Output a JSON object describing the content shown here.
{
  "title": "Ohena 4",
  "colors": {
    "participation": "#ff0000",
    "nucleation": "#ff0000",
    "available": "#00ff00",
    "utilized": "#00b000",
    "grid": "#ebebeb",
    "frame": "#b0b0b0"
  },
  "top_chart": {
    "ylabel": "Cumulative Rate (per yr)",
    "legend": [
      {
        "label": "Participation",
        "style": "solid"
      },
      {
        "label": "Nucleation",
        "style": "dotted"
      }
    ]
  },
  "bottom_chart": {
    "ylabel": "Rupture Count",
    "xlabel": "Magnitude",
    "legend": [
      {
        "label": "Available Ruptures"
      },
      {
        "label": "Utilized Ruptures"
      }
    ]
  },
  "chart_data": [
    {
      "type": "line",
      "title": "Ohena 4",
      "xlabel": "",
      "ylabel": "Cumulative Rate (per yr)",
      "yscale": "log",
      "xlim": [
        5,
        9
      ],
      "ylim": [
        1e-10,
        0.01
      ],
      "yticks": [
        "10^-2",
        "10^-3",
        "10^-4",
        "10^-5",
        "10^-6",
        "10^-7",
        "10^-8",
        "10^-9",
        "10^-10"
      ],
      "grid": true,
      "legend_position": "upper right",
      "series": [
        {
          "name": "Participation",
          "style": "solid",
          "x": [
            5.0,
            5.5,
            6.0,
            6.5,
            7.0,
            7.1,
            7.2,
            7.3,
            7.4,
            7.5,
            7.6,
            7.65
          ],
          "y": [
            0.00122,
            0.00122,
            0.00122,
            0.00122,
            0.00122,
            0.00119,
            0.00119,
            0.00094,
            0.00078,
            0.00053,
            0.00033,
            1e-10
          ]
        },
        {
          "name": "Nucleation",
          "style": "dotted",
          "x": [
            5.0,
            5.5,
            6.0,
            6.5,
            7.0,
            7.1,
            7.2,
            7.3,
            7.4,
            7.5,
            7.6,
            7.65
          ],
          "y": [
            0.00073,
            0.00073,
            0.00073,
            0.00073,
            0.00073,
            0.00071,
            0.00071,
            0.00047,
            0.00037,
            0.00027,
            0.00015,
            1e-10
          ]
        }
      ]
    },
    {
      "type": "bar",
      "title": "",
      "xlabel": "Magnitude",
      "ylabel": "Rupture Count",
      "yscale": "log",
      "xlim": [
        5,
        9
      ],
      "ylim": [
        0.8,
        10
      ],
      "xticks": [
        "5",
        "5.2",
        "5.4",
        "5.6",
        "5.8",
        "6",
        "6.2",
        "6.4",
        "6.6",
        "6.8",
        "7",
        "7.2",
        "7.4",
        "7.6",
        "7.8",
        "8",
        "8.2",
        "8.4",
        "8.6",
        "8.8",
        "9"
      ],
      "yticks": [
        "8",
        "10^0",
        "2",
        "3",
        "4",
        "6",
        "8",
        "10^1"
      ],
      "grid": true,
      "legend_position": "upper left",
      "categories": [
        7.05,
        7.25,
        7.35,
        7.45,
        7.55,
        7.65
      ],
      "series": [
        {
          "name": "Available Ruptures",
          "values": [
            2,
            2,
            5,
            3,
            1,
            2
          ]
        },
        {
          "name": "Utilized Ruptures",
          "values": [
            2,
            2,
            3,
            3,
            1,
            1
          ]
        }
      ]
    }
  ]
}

····················

**Task**. Repeat all the records. Match each line exactly.

**Correct answer**.
Output a JSON object describing the content shown here.
{
  "title": "Ohena 4",
  "colors": {
    "participation": "#ff0000",
    "nucleation": "#ff0000",
    "available": "#00ff00",
    "utilized": "#00b000",
    "grid": "#ebebeb",
    "frame": "#b0b0b0"
  },
  "top_chart": {
    "ylabel": "Cumulative Rate (per yr)",
    "legend": [
      {
        "label": "Participation",
        "style": "solid"
      },
      {
        "label": "Nucleation",
        "style": "dotted"
      }
    ]
  },
  "bottom_chart": {
    "ylabel": "Rupture Count",
    "xlabel": "Magnitude",
    "legend": [
      {
        "label": "Available Ruptures"
      },
      {
        "label": "Utilized Ruptures"
      }
    ]
  },
  "chart_data": [
    {
      "type": "line",
      "title": "Ohena 4",
      "xlabel": "",
      "ylabel": "Cumulative Rate (per yr)",
      "yscale": "log",
      "xlim": [
        5,
        9
      ],
      "ylim": [
        1e-10,
        0.01
      ],
      "yticks": [
        "10^-2",
        "10^-3",
        "10^-4",
        "10^-5",
        "10^-6",
        "10^-7",
        "10^-8",
        "10^-9",
        "10^-10"
      ],
      "grid": true,
      "legend_position": "upper right",
      "series": [
        {
          "name": "Participation",
          "style": "solid",
          "x": [
            5.0,
            5.5,
            6.0,
            6.5,
            7.0,
            7.1,
            7.2,
            7.3,
            7.4,
            7.5,
            7.6,
            7.65
          ],
          "y": [
            0.00122,
            0.00122,
            0.00122,
            0.00122,
            0.00122,
            0.00119,
            0.00119,
            0.00094,
            0.00078,
            0.00053,
            0.00033,
            1e-10
          ]
        },
        {
          "name": "Nucleation",
          "style": "dotted",
          "x": [
            5.0,
            5.5,
            6.0,
            6.5,
            7.0,
            7.1,
            7.2,
            7.3,
            7.4,
            7.5,
            7.6,
            7.65
          ],
          "y": [
            0.00073,
            0.00073,
            0.00073,
            0.00073,
            0.00073,
            0.00071,
            0.00071,
            0.00047,
            0.00037,
            0.00027,
            0.00015,
            1e-10
          ]
        }
      ]
    },
    {
      "type": "bar",
      "title": "",
      "xlabel": "Magnitude",
      "ylabel": "Rupture Count",
      "yscale": "log",
      "xlim": [
        5,
        9
      ],
      "ylim": [
        0.8,
        10
      ],
      "xticks": [
        "5",
        "5.2",
        "5.4",
        "5.6",
        "5.8",
        "6",
        "6.2",
        "6.4",
        "6.6",
        "6.8",
        "7",
        "7.2",
        "7.4",
        "7.6",
        "7.8",
        "8",
        "8.2",
        "8.4",
        "8.6",
        "8.8",
        "9"
      ],
      "yticks": [
        "8",
        "10^0",
        "2",
        "3",
        "4",
        "6",
        "8",
        "10^1"
      ],
      "grid": true,
      "legend_position": "upper left",
      "categories": [
        7.05,
        7.25,
        7.35,
        7.45,
        7.55,
        7.65
      ],
      "series": [
        {
          "name": "Available Ruptures",
          "values": [
            2,
            2,
            5,
            3,
            1,
            2
          ]
        },
        {
          "name": "Utilized Ruptures",
          "values": [
            2,
            2,
            3,
            3,
            1,
            1
          ]
        }
      ]
    }
  ]
}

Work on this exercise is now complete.